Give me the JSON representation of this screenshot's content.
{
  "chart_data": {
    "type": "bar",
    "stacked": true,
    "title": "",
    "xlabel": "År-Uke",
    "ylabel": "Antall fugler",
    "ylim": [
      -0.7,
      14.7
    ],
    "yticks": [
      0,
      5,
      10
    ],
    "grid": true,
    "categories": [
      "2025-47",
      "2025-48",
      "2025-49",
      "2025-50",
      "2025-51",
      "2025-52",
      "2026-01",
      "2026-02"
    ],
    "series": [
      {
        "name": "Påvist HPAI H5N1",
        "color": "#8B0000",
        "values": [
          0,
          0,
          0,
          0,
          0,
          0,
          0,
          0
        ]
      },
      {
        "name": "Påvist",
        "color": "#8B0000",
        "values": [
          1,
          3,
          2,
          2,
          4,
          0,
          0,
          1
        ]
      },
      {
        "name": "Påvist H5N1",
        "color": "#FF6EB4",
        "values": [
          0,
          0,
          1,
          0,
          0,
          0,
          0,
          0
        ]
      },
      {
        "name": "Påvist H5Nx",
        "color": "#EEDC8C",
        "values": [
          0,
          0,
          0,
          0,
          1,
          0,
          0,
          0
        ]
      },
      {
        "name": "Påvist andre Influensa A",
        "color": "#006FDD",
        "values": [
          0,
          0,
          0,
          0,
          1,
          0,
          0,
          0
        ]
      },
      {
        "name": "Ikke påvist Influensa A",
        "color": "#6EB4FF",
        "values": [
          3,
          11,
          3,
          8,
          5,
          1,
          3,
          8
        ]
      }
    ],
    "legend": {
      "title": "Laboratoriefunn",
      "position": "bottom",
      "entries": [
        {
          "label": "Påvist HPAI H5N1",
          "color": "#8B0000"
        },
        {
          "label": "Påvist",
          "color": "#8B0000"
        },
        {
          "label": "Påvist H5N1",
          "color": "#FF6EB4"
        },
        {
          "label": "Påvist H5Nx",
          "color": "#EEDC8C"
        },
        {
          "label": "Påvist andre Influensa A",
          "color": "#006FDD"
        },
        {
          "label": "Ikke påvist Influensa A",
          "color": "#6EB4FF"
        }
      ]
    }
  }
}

_ _ _ _ _ _ _

» **Problem to solve**
Each line of the material should be duplicated exactly, please.

» **Answer to the problem**
Give me the JSON representation of this screenshot's content.
{
  "chart_data": {
    "type": "bar",
    "stacked": true,
    "title": "",
    "xlabel": "År-Uke",
    "ylabel": "Antall fugler",
    "ylim": [
      -0.7,
      14.7
    ],
    "yticks": [
      0,
      5,
      10
    ],
    "grid": true,
    "categories": [
      "2025-47",
      "2025-48",
      "2025-49",
      "2025-50",
      "2025-51",
      "2025-52",
      "2026-01",
      "2026-02"
    ],
    "series": [
      {
        "name": "Påvist HPAI H5N1",
        "color": "#8B0000",
        "values": [
          0,
          0,
          0,
          0,
          0,
          0,
          0,
          0
        ]
      },
      {
        "name": "Påvist",
        "color": "#8B0000",
        "values": [
          1,
          3,
          2,
          2,
          4,
          0,
          0,
          1
        ]
      },
      {
        "name": "Påvist H5N1",
        "color": "#FF6EB4",
        "values": [
          0,
          0,
          1,
          0,
          0,
          0,
          0,
          0
        ]
      },
      {
        "name": "Påvist H5Nx",
        "color": "#EEDC8C",
        "values": [
          0,
          0,
          0,
          0,
          1,
          0,
          0,
          0
        ]
      },
      {
        "name": "Påvist andre Influensa A",
        "color": "#006FDD",
        "values": [
          0,
          0,
          0,
          0,
          1,
          0,
          0,
          0
        ]
      },
      {
        "name": "Ikke påvist Influensa A",
        "color": "#6EB4FF",
        "values": [
          3,
          11,
          3,
          8,
          5,
          1,
          3,
          8
        ]
      }
    ],
    "legend": {
      "title": "Laboratoriefunn",
      "position": "bottom",
      "entries": [
        {
          "label": "Påvist HPAI H5N1",
          "color": "#8B0000"
        },
        {
          "label": "Påvist",
          "color": "#8B0000"
        },
        {
          "label": "Påvist H5N1",
          "color": "#FF6EB4"
        },
        {
          "label": "Påvist H5Nx",
          "color": "#EEDC8C"
        },
        {
          "label": "Påvist andre Influensa A",
          "color": "#006FDD"
        },
        {
          "label": "Ikke påvist Influensa A",
          "color": "#6EB4FF"
        }
      ]
    }
  }
}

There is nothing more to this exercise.